Job:
Show all lines that include the string "Financiera"; copy each one.

Recorded information:
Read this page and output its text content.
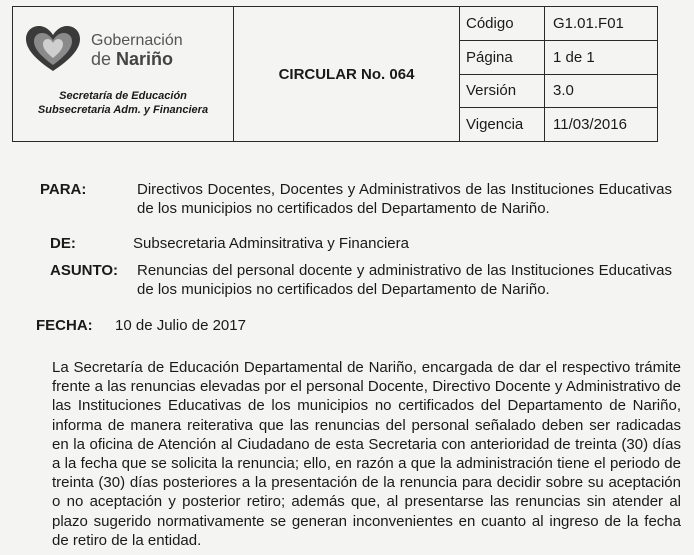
Gobernación
de Nariño
Secretaría de Educación
Subsecretaria Adm. y Financiera	CIRCULAR No. 064	Código	G1.01.F01
		Página	1 de 1
		Versión	3.0
		Vigencia	11/03/2016
PARA:	Directivos Docentes, Docentes y Administrativos de las Instituciones Educativas de los municipios no certificados del Departamento de Nariño.
DE:	Subsecretaria Adminsitrativa y Financiera
ASUNTO: Renuncias del personal docente y administrativo de las Instituciones Educativas de los municipios no certificados del Departamento de Nariño.
FECHA: 10 de Julio de 2017
La Secretaría de Educación Departamental de Nariño, encargada de dar el respectivo trámite frente a las renuncias elevadas por el personal Docente, Directivo Docente y Administrativo de las Instituciones Educativas de los municipios no certificados del Departamento de Nariño, informa de manera reiterativa que las renuncias del personal señalado deben ser radicadas en la oficina de Atención al Ciudadano de esta Secretaria con anterioridad de treinta (30) días a la fecha que se solicita la renuncia; ello, en razón a que la administración tiene el periodo de treinta (30) días posteriores a la presentación de la renuncia para decidir sobre su aceptación o no aceptación y posterior retiro; además que, al presentarse las renuncias sin atender al plazo sugerido normativamente se generan inconvenientes en cuanto al ingreso de la fecha de retiro de la entidad.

Task output:
Subsecretaria Adm. y Financiera	CIRCULAR No. 064	Código	G1.01.F01
DE:	Subsecretaria Adminsitrativa y Financiera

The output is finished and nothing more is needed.